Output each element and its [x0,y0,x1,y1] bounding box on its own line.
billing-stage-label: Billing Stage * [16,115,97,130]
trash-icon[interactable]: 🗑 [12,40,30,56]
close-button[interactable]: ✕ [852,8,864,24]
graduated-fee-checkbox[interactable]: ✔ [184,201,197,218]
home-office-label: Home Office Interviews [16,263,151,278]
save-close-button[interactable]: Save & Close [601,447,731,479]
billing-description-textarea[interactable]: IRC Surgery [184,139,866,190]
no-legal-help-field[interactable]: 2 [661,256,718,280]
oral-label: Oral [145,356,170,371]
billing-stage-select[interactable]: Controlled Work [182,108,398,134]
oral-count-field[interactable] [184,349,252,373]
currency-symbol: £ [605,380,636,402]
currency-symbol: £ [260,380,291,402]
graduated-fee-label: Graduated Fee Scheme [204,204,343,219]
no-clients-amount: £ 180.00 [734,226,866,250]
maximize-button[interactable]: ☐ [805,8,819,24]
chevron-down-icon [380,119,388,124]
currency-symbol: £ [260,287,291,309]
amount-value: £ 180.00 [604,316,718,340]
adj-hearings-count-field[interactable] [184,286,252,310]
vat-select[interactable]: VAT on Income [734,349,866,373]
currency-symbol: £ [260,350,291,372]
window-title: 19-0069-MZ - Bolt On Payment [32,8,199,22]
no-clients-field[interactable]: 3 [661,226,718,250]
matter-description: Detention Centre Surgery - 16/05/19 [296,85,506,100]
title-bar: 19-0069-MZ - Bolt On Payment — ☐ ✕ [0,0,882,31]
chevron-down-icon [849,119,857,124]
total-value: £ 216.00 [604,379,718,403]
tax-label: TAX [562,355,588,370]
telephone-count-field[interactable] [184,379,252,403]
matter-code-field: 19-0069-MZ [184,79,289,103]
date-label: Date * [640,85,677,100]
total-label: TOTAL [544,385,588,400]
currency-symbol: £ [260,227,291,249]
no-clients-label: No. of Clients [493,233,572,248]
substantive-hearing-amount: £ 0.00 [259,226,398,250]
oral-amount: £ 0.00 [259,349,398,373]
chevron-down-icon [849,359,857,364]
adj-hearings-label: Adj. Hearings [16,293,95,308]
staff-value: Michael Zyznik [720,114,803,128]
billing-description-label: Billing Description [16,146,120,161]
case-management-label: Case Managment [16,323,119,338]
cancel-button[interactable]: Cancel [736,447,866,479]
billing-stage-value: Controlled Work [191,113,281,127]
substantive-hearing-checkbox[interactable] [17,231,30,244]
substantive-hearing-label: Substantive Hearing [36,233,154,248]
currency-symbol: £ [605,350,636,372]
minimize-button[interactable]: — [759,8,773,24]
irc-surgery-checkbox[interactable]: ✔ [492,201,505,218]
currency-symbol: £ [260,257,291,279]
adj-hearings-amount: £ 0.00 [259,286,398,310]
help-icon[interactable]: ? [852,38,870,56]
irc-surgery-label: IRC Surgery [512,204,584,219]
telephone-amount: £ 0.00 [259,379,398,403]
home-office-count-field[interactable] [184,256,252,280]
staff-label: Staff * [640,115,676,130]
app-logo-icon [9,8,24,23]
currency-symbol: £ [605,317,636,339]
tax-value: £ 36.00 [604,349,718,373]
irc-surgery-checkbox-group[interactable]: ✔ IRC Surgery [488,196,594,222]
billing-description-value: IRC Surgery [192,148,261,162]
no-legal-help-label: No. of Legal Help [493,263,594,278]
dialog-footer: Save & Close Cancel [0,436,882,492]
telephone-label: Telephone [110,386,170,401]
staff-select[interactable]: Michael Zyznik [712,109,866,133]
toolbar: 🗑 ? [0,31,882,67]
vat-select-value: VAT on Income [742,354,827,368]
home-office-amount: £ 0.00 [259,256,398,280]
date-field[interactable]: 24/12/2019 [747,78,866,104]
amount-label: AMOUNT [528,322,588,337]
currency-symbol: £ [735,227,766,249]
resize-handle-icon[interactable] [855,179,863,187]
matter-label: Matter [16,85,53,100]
________________
● **Task instructions**:
Reproduce all of the material above with every instance of "Controlled Work" changed to "Licensed Work" and nothing else altered.

● **Solution to the problem**:
Output each element and its [x0,y0,x1,y1] bounding box on its own line.
billing-stage-label: Billing Stage * [16,115,97,130]
trash-icon[interactable]: 🗑 [12,40,30,56]
close-button[interactable]: ✕ [852,8,864,24]
graduated-fee-checkbox[interactable]: ✔ [184,201,197,218]
home-office-label: Home Office Interviews [16,263,151,278]
save-close-button[interactable]: Save & Close [601,447,731,479]
billing-description-textarea[interactable]: IRC Surgery [184,139,866,190]
no-legal-help-field[interactable]: 2 [661,256,718,280]
oral-label: Oral [145,356,170,371]
billing-stage-select[interactable]: Licensed Work [182,108,398,134]
oral-count-field[interactable] [184,349,252,373]
currency-symbol: £ [605,380,636,402]
currency-symbol: £ [260,380,291,402]
graduated-fee-label: Graduated Fee Scheme [204,204,343,219]
no-clients-amount: £ 180.00 [734,226,866,250]
maximize-button[interactable]: ☐ [805,8,819,24]
chevron-down-icon [380,119,388,124]
currency-symbol: £ [260,287,291,309]
amount-value: £ 180.00 [604,316,718,340]
adj-hearings-count-field[interactable] [184,286,252,310]
vat-select[interactable]: VAT on Income [734,349,866,373]
currency-symbol: £ [260,350,291,372]
window-title: 19-0069-MZ - Bolt On Payment [32,8,199,22]
no-clients-field[interactable]: 3 [661,226,718,250]
matter-description: Detention Centre Surgery - 16/05/19 [296,85,506,100]
title-bar: 19-0069-MZ - Bolt On Payment — ☐ ✕ [0,0,882,31]
chevron-down-icon [849,119,857,124]
total-value: £ 216.00 [604,379,718,403]
tax-label: TAX [562,355,588,370]
telephone-count-field[interactable] [184,379,252,403]
matter-code-field: 19-0069-MZ [184,79,289,103]
date-label: Date * [640,85,677,100]
total-label: TOTAL [544,385,588,400]
currency-symbol: £ [260,227,291,249]
no-clients-label: No. of Clients [493,233,572,248]
substantive-hearing-amount: £ 0.00 [259,226,398,250]
oral-amount: £ 0.00 [259,349,398,373]
chevron-down-icon [849,359,857,364]
adj-hearings-label: Adj. Hearings [16,293,95,308]
staff-value: Michael Zyznik [720,114,803,128]
billing-description-label: Billing Description [16,146,120,161]
case-management-label: Case Managment [16,323,119,338]
cancel-button[interactable]: Cancel [736,447,866,479]
billing-stage-value: Licensed Work [191,113,281,127]
substantive-hearing-checkbox[interactable] [17,231,30,244]
substantive-hearing-label: Substantive Hearing [36,233,154,248]
currency-symbol: £ [605,350,636,372]
minimize-button[interactable]: — [759,8,773,24]
irc-surgery-checkbox[interactable]: ✔ [492,201,505,218]
currency-symbol: £ [260,257,291,279]
adj-hearings-amount: £ 0.00 [259,286,398,310]
help-icon[interactable]: ? [852,38,870,56]
irc-surgery-label: IRC Surgery [512,204,584,219]
telephone-amount: £ 0.00 [259,379,398,403]
home-office-count-field[interactable] [184,256,252,280]
staff-label: Staff * [640,115,676,130]
app-logo-icon [9,8,24,23]
currency-symbol: £ [605,317,636,339]
tax-value: £ 36.00 [604,349,718,373]
irc-surgery-checkbox-group[interactable]: ✔ IRC Surgery [488,196,594,222]
billing-description-value: IRC Surgery [192,148,261,162]
no-legal-help-label: No. of Legal Help [493,263,594,278]
dialog-footer: Save & Close Cancel [0,436,882,492]
telephone-label: Telephone [110,386,170,401]
staff-select[interactable]: Michael Zyznik [712,109,866,133]
toolbar: 🗑 ? [0,31,882,67]
vat-select-value: VAT on Income [742,354,827,368]
home-office-amount: £ 0.00 [259,256,398,280]
date-field[interactable]: 24/12/2019 [747,78,866,104]
amount-label: AMOUNT [528,322,588,337]
currency-symbol: £ [735,227,766,249]
resize-handle-icon[interactable] [855,179,863,187]
matter-label: Matter [16,85,53,100]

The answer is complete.